Convert the listing from the line containing "For every button, label, input, icon, or" through the line containing "question-label: (A) <box>83 428 100 442</box>" into a Markdown table with the columns Row and Line. Number each line, skip blank lines, and leave out the pictures.

# MATERIAL SHOWN
● ● ● ● ●
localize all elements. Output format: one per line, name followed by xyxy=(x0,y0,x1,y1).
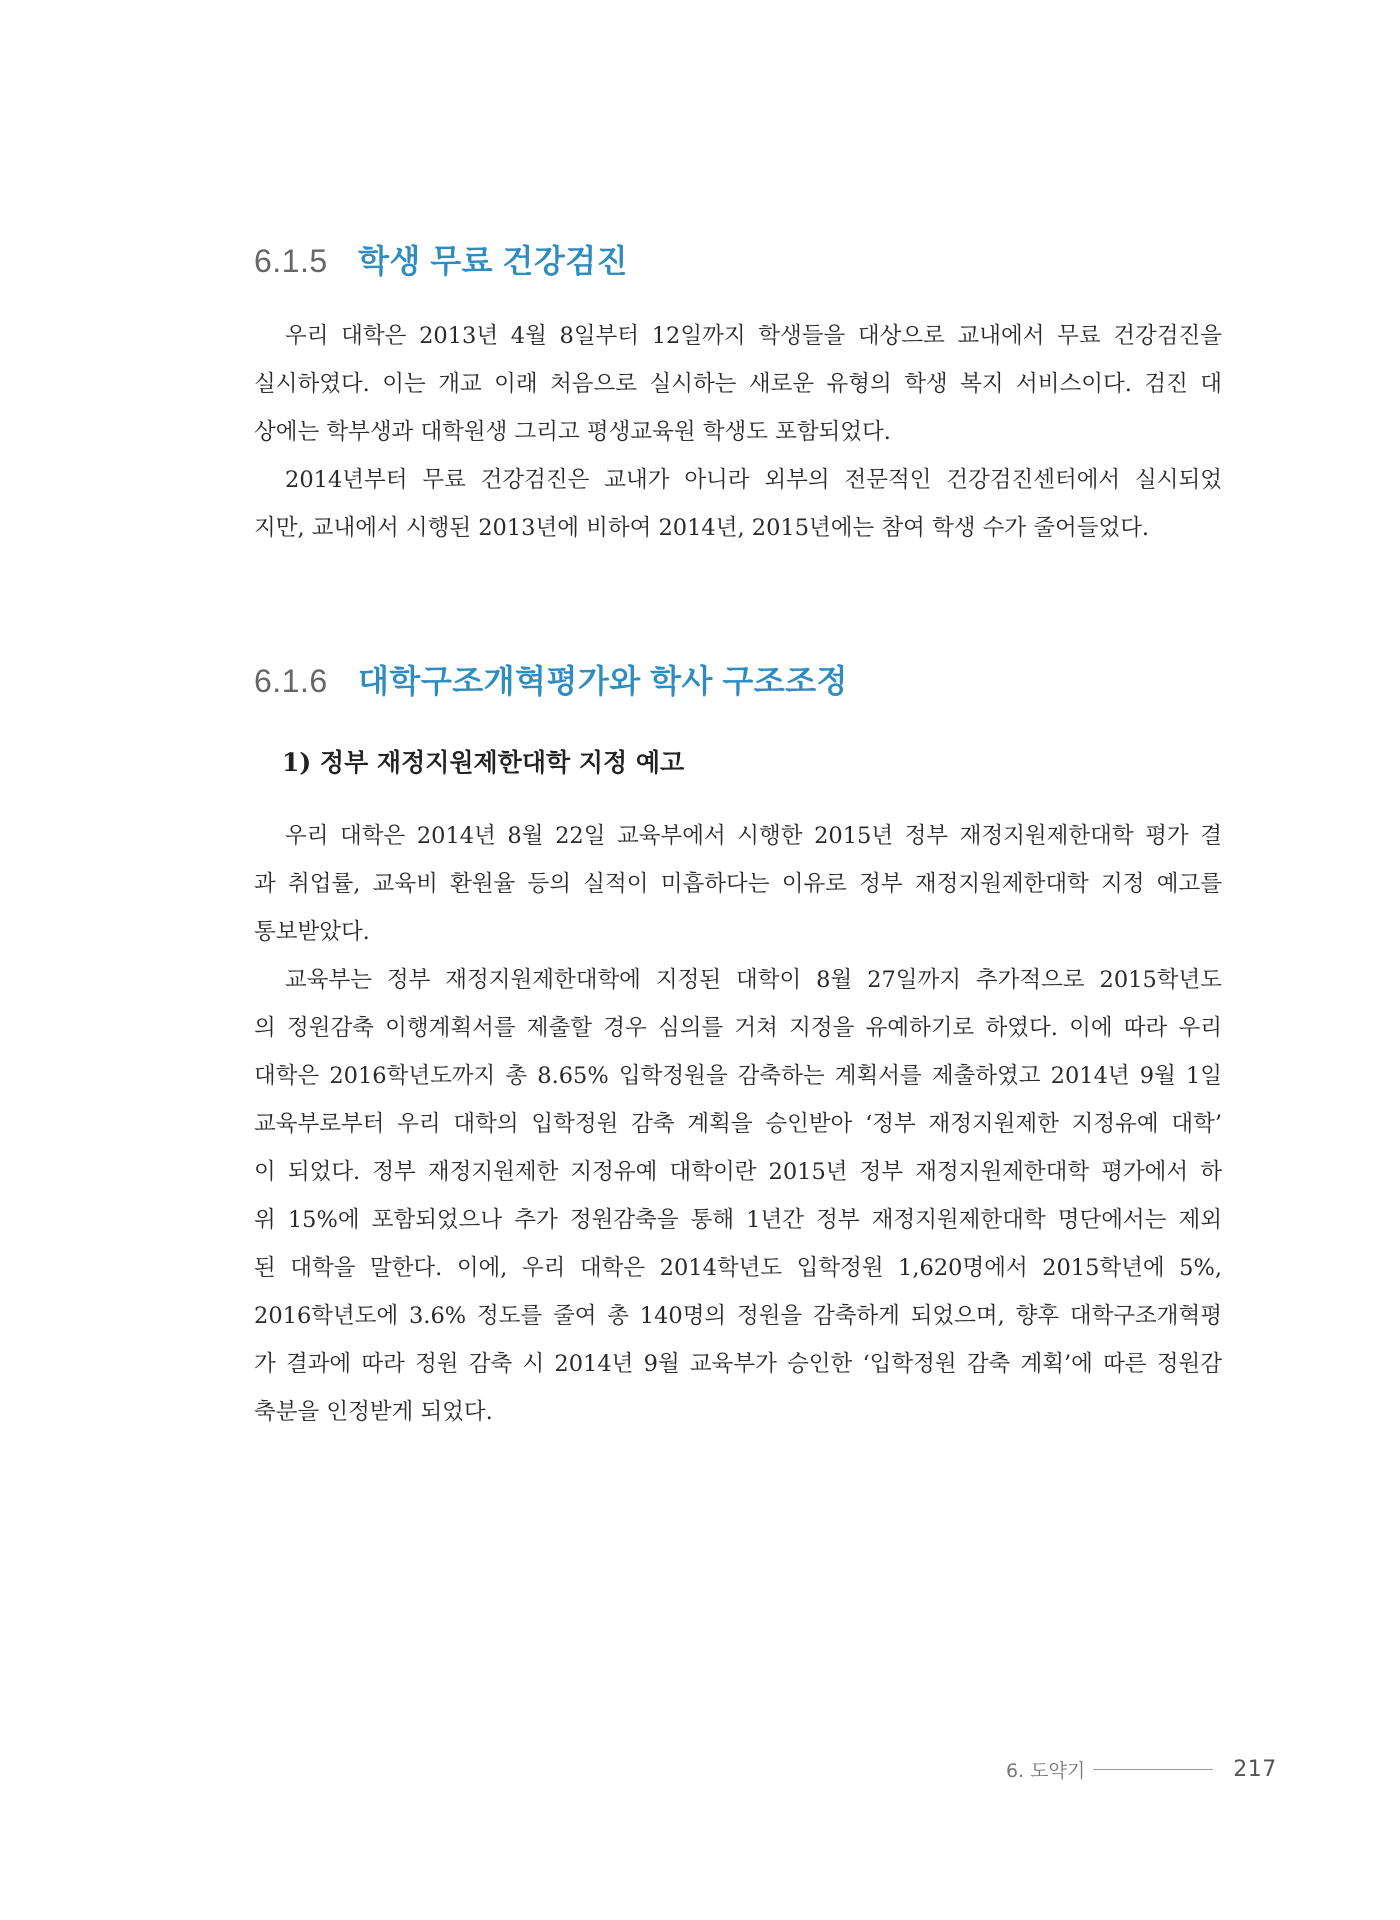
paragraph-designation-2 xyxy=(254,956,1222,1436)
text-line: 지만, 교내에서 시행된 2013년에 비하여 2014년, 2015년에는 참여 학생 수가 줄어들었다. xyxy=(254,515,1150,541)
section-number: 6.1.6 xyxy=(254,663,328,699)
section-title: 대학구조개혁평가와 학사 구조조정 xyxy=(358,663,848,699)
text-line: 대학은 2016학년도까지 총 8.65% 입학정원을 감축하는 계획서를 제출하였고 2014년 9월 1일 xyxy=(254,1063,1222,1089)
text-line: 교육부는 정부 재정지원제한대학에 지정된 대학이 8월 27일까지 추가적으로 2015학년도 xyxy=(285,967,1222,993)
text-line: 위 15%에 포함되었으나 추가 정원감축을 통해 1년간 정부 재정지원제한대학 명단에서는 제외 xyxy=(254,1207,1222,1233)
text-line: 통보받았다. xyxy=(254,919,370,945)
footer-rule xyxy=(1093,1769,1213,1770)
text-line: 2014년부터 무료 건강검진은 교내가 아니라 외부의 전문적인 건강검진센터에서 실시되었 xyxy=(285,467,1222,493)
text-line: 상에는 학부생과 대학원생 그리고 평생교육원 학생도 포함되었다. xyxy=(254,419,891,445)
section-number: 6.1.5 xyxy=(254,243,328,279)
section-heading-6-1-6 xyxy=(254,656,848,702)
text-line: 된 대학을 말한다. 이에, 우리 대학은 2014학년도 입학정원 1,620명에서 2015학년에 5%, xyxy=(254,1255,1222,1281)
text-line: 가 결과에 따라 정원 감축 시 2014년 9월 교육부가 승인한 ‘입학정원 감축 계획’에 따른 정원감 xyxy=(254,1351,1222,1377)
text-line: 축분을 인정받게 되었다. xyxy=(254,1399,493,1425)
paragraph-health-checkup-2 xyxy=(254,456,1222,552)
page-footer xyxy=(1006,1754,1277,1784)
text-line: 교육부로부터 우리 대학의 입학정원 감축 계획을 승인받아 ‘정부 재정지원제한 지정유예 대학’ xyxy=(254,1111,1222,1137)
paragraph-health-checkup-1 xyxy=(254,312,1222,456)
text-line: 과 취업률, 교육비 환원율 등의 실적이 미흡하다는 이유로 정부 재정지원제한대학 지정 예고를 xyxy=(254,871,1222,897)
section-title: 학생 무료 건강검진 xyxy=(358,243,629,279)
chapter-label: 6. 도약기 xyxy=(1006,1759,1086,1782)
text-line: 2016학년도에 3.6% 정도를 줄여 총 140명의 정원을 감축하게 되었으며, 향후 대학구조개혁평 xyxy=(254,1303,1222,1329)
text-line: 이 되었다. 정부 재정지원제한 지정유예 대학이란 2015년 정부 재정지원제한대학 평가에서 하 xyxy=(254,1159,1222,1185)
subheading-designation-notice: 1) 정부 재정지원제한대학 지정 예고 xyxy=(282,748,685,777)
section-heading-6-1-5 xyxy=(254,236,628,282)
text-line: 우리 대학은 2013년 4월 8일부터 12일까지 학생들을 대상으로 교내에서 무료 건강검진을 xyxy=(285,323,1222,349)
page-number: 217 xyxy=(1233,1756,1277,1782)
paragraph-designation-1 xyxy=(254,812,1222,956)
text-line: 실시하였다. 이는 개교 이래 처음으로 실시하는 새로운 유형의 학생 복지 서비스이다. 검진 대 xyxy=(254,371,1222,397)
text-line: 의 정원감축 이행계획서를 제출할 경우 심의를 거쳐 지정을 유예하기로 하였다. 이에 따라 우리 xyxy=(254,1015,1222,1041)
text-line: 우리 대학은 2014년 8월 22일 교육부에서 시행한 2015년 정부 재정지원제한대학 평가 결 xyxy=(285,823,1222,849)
● ● ● ● ●
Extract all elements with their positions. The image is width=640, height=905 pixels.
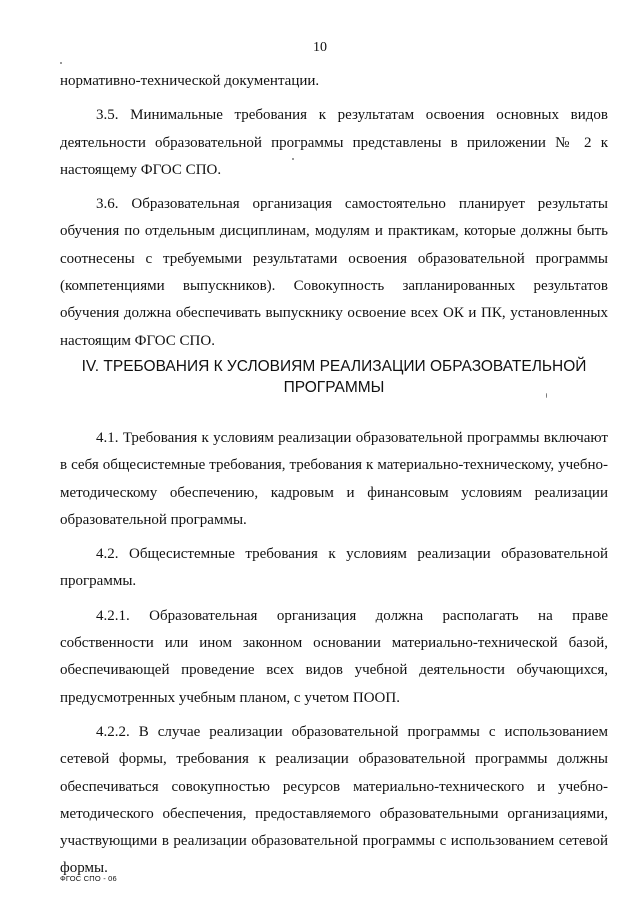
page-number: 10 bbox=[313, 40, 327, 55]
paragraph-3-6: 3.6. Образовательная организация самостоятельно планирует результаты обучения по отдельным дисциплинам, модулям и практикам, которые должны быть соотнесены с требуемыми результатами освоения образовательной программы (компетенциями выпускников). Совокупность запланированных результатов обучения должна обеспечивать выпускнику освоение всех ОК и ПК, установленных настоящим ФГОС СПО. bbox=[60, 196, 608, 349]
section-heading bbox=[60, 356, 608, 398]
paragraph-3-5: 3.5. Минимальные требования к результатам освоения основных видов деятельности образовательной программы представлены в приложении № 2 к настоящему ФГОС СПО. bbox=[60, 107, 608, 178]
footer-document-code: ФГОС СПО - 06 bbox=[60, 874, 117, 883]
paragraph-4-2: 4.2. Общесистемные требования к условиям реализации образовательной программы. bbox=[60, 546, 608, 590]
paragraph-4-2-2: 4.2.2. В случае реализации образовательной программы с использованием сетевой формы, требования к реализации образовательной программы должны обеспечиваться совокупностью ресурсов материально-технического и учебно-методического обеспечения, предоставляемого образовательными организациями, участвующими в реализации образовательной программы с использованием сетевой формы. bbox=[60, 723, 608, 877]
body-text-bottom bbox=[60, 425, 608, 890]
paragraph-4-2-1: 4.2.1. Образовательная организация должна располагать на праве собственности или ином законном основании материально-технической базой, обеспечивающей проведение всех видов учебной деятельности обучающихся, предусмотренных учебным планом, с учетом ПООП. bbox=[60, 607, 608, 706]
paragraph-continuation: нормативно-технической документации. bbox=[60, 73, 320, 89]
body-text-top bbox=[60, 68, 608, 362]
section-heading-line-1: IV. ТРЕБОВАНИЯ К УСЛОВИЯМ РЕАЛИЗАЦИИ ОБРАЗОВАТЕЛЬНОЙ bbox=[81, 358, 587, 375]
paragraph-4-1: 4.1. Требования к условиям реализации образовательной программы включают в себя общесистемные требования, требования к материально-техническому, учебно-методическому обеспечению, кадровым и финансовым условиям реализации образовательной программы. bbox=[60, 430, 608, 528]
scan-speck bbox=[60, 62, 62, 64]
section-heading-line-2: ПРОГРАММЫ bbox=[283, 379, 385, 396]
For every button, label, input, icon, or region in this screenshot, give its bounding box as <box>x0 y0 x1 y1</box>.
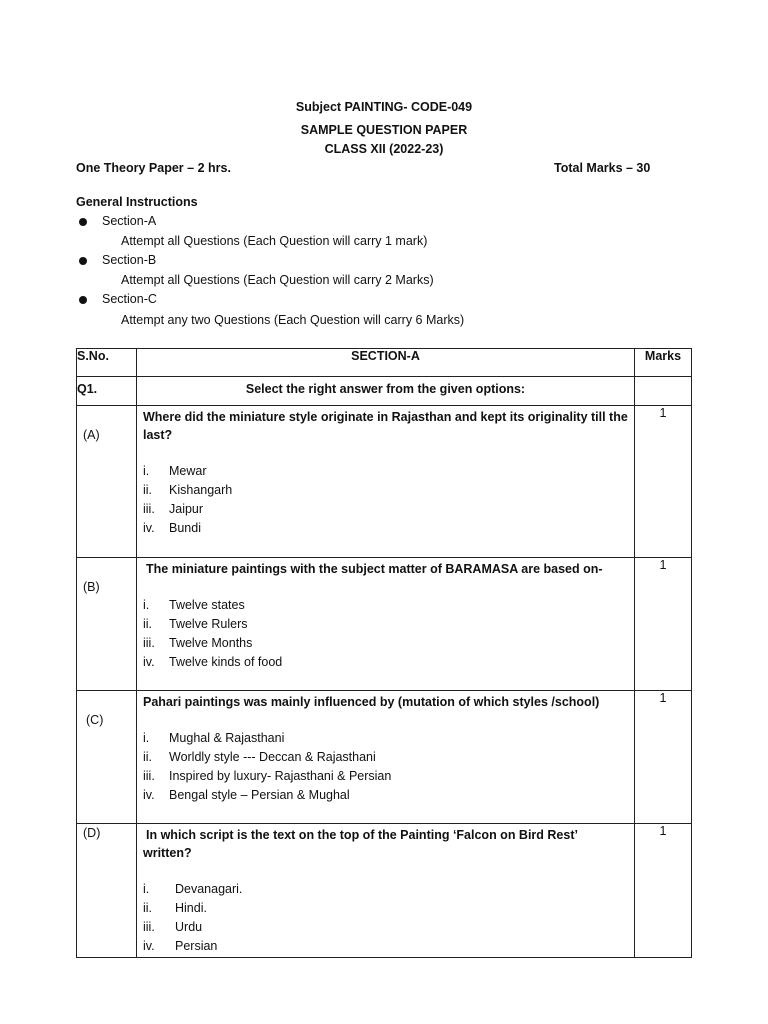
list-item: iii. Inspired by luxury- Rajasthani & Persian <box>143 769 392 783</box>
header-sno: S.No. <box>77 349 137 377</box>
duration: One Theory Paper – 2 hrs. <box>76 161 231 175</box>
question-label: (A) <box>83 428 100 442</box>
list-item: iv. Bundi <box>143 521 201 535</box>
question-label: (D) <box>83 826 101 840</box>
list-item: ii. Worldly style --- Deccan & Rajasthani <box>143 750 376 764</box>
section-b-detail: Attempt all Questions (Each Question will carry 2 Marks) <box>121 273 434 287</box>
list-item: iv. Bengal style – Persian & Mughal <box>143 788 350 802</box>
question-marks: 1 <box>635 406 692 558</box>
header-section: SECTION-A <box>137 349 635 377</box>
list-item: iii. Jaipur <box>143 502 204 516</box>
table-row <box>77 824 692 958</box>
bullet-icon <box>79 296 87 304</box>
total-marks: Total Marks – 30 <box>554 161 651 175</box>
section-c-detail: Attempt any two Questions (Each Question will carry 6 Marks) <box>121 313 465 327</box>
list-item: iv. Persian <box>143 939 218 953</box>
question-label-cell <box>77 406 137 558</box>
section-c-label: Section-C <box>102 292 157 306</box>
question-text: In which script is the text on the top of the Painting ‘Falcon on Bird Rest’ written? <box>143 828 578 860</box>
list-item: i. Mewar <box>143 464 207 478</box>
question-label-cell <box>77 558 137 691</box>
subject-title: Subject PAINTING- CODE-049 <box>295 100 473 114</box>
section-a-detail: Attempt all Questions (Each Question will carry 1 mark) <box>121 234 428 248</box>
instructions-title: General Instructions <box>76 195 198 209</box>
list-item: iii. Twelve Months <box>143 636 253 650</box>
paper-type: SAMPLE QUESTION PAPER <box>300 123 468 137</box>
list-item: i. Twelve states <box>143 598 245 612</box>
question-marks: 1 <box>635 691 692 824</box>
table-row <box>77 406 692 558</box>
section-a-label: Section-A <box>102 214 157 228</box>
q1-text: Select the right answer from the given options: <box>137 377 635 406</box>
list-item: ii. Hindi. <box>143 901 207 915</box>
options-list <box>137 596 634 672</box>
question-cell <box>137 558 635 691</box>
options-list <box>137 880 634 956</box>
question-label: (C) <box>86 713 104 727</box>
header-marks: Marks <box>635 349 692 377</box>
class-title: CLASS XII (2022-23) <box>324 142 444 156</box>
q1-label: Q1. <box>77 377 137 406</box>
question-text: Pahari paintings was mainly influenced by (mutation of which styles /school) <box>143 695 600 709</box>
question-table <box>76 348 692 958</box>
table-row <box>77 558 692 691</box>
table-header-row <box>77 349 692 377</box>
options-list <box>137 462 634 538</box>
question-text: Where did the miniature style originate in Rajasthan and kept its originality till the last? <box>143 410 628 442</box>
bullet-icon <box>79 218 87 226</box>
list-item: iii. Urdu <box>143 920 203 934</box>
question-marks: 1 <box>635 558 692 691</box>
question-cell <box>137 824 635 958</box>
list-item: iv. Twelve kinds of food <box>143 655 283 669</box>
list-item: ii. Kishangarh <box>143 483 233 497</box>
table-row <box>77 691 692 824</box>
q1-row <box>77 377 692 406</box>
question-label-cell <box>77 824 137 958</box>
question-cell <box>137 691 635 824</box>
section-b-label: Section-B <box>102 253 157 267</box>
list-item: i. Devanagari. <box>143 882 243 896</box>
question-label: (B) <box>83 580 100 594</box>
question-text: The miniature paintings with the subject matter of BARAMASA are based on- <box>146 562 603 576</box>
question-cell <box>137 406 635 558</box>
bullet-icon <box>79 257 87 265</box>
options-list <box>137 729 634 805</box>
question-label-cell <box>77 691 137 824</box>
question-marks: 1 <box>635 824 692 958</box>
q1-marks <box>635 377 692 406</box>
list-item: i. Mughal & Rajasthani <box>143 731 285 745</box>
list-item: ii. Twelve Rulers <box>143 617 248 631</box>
● ● ● ● ●
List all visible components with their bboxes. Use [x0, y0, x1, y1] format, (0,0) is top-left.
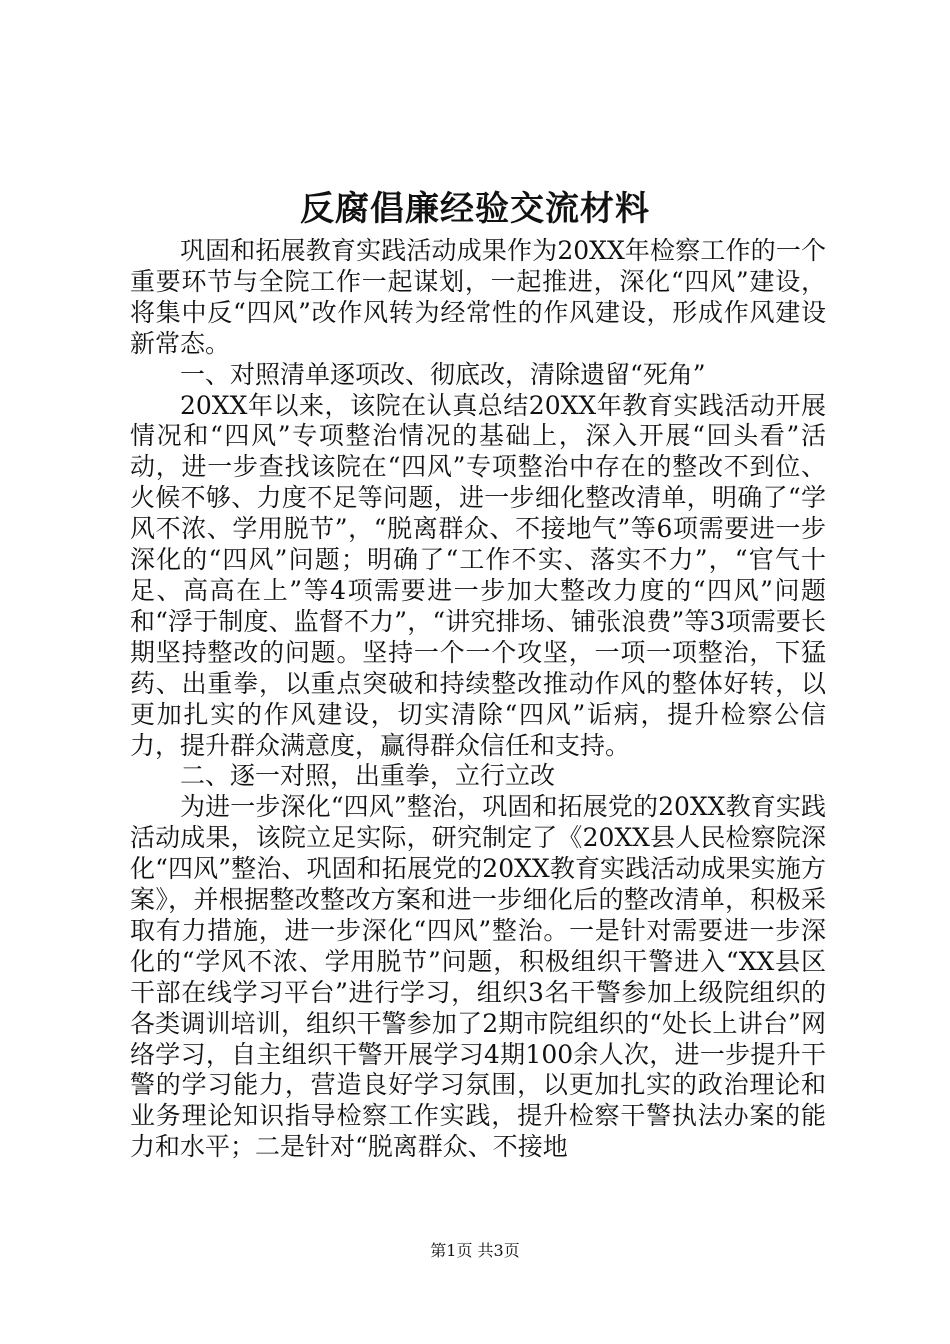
● ● ● ● ●
# THE RESULT
| Row | Line |
|---|---|
| 1 | For every button, label, input, icon, or region in this screenshot, give its bounding box as <box>x0 y0 x1 y1</box>. |
| 2 | list-item: iii. Inspired by luxury- Rajasthani & Persian <box>143 769 392 783</box> |
| 3 | header-sno: S.No. <box>77 349 137 377</box> |
| 4 | duration: One Theory Paper – 2 hrs. <box>76 161 231 175</box> |
| 5 | question-label: (A) <box>83 428 100 442</box> |